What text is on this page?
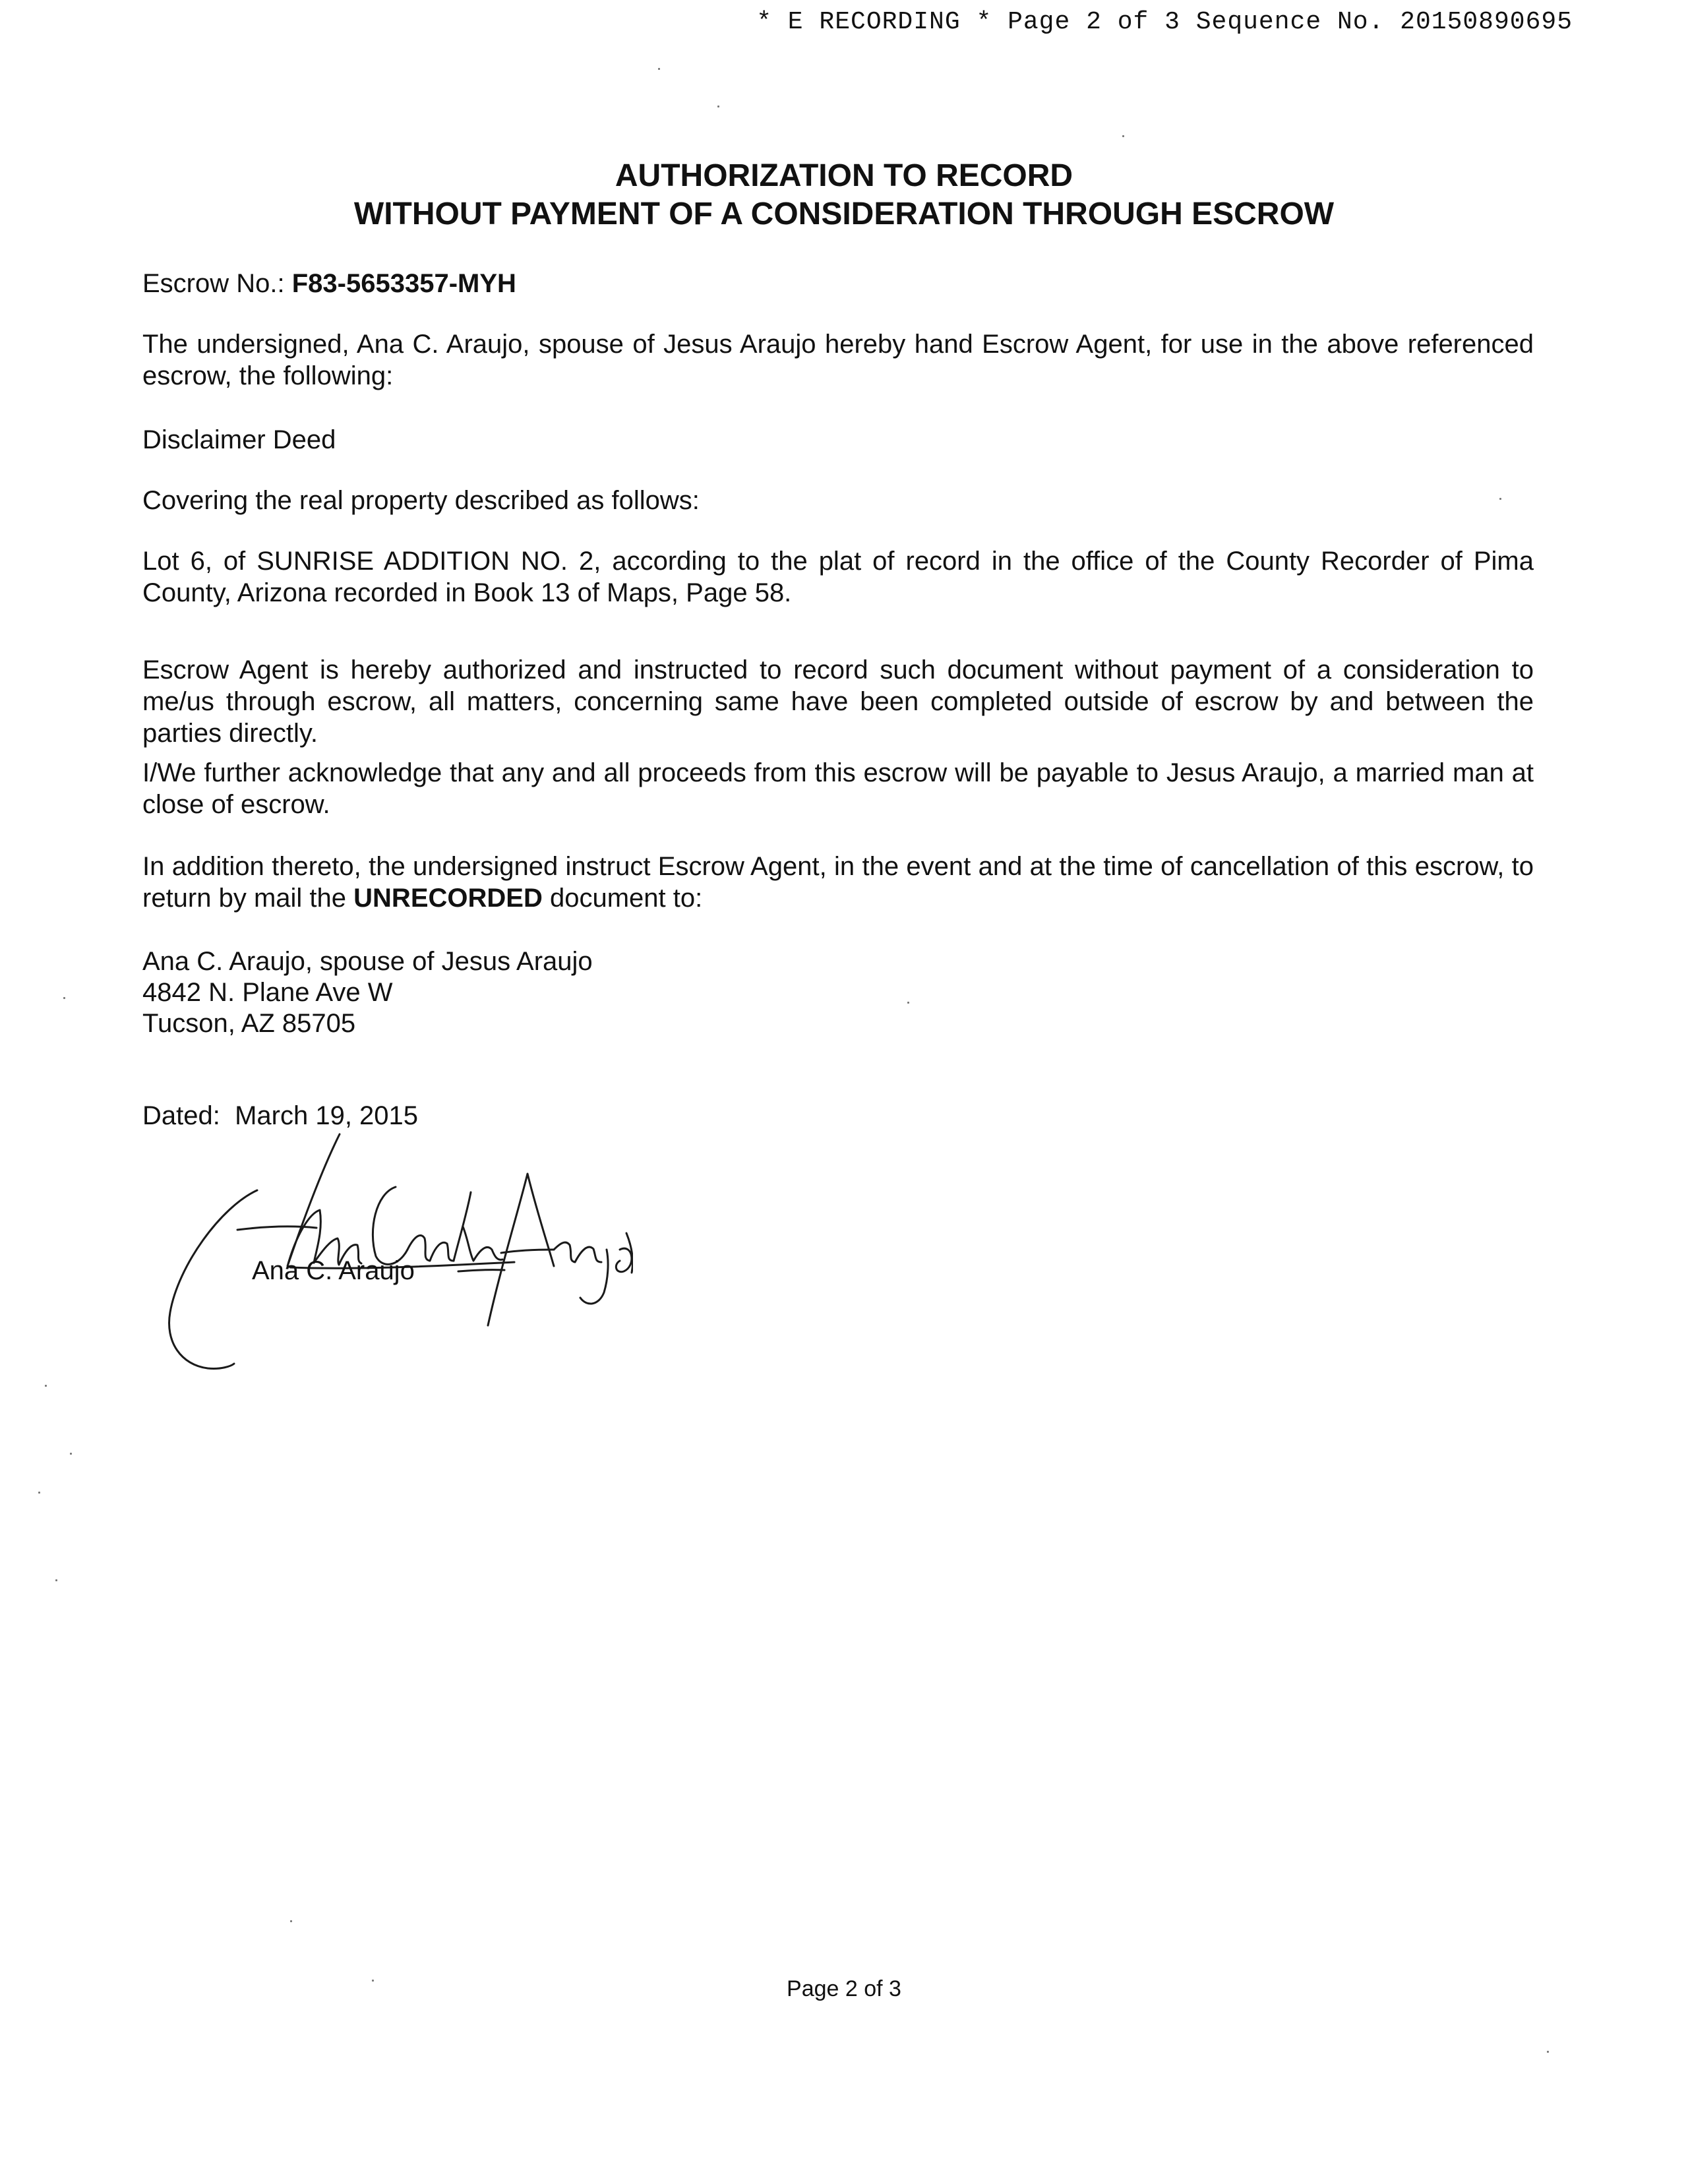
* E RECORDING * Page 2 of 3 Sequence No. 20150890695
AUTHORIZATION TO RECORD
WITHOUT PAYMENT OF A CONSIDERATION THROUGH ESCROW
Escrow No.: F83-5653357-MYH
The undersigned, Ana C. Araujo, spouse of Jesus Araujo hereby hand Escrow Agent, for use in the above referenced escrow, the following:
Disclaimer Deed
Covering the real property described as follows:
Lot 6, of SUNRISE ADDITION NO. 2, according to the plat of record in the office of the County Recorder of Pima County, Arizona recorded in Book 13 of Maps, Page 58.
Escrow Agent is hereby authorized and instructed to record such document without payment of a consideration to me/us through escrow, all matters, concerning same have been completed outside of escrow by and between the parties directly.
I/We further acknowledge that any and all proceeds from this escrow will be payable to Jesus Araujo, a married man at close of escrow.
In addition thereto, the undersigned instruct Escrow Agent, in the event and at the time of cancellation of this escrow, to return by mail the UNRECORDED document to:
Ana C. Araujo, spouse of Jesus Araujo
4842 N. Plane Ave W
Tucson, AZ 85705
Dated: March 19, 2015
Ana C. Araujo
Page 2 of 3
● ● ●
#### What you are asked to do:
Without including any pictures, reproduce the listing exactly.

#### Written answer:
What text is on this page?
* E RECORDING * Page 2 of 3 Sequence No. 20150890695
AUTHORIZATION TO RECORD
WITHOUT PAYMENT OF A CONSIDERATION THROUGH ESCROW
Escrow No.: F83-5653357-MYH
The undersigned, Ana C. Araujo, spouse of Jesus Araujo hereby hand Escrow Agent, for use in the above referenced escrow, the following:
Disclaimer Deed
Covering the real property described as follows:
Lot 6, of SUNRISE ADDITION NO. 2, according to the plat of record in the office of the County Recorder of Pima County, Arizona recorded in Book 13 of Maps, Page 58.
Escrow Agent is hereby authorized and instructed to record such document without payment of a consideration to me/us through escrow, all matters, concerning same have been completed outside of escrow by and between the parties directly.
I/We further acknowledge that any and all proceeds from this escrow will be payable to Jesus Araujo, a married man at close of escrow.
In addition thereto, the undersigned instruct Escrow Agent, in the event and at the time of cancellation of this escrow, to return by mail the UNRECORDED document to:
Ana C. Araujo, spouse of Jesus Araujo
4842 N. Plane Ave W
Tucson, AZ 85705
Dated: March 19, 2015
Ana C. Araujo
Page 2 of 3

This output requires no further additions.